**Dataset entries:**
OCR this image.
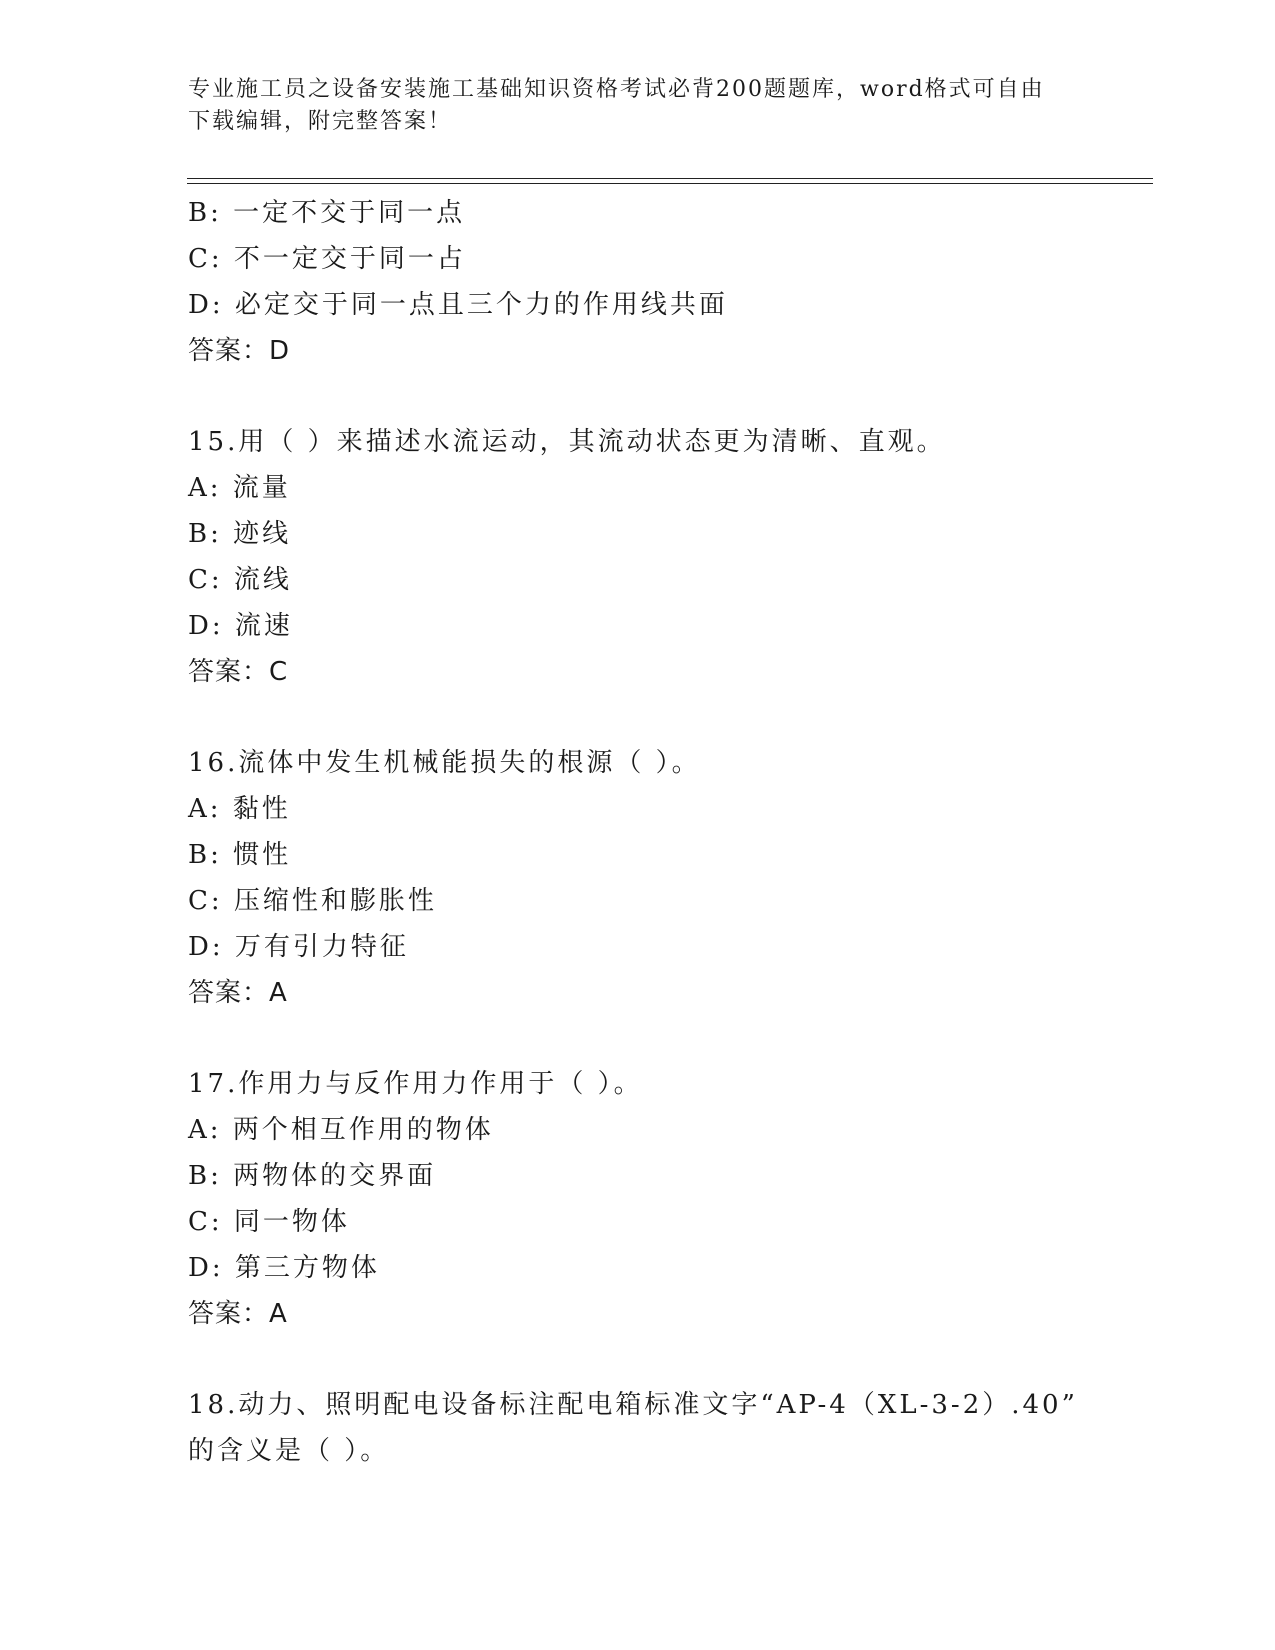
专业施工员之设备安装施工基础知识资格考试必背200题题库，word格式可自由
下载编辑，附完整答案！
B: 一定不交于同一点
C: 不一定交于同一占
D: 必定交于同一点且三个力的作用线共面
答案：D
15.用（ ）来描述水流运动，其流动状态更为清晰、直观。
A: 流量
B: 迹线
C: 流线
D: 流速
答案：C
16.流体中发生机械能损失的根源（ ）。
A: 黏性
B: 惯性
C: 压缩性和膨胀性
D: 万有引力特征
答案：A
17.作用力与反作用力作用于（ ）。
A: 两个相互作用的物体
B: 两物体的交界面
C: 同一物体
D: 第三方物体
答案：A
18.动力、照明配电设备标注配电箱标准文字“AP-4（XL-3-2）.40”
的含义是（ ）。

---

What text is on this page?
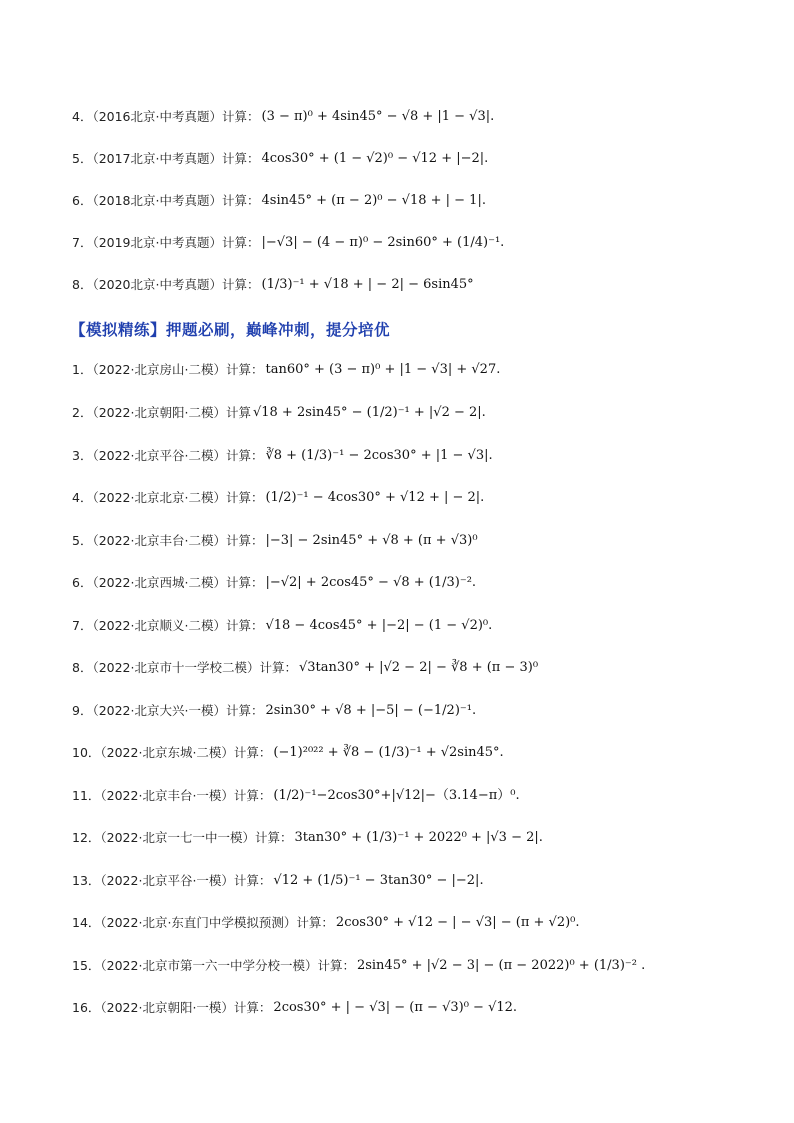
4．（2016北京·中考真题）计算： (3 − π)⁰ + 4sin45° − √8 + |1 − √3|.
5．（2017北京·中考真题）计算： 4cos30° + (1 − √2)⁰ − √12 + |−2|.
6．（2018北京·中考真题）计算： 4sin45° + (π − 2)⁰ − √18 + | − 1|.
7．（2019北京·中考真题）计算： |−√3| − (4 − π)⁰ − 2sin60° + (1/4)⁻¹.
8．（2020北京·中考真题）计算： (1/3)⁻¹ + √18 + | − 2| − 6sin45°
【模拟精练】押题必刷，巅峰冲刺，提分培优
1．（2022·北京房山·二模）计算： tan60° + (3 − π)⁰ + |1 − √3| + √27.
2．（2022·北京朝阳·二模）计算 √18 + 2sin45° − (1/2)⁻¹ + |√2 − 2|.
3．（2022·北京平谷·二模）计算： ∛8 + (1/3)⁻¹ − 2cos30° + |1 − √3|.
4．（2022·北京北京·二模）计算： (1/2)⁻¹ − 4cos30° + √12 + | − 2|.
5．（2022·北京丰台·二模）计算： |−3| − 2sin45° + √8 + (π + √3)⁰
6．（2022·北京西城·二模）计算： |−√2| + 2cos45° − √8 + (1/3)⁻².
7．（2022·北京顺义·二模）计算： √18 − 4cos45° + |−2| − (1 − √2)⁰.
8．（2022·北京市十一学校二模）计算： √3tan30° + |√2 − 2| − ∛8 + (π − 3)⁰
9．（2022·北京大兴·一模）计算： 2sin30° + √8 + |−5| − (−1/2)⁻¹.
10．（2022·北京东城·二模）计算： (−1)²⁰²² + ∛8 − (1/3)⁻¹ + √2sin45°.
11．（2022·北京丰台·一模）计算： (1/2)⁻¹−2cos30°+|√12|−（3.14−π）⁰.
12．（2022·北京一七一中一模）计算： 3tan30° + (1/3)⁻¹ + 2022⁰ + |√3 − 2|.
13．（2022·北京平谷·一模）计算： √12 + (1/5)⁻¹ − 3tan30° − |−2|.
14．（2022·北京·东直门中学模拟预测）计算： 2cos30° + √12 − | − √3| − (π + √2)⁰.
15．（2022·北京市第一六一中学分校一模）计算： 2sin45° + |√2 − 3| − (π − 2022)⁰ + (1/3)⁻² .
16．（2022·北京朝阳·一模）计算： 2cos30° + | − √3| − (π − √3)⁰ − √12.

**Aim:**
Find and copy each line above that includes the string "北京平谷".

**Solution to the problem:**
3．（2022·北京平谷·二模）计算： ∛8 + (1/3)⁻¹ − 2cos30° + |1 − √3|.
13．（2022·北京平谷·一模）计算： √12 + (1/5)⁻¹ − 3tan30° − |−2|.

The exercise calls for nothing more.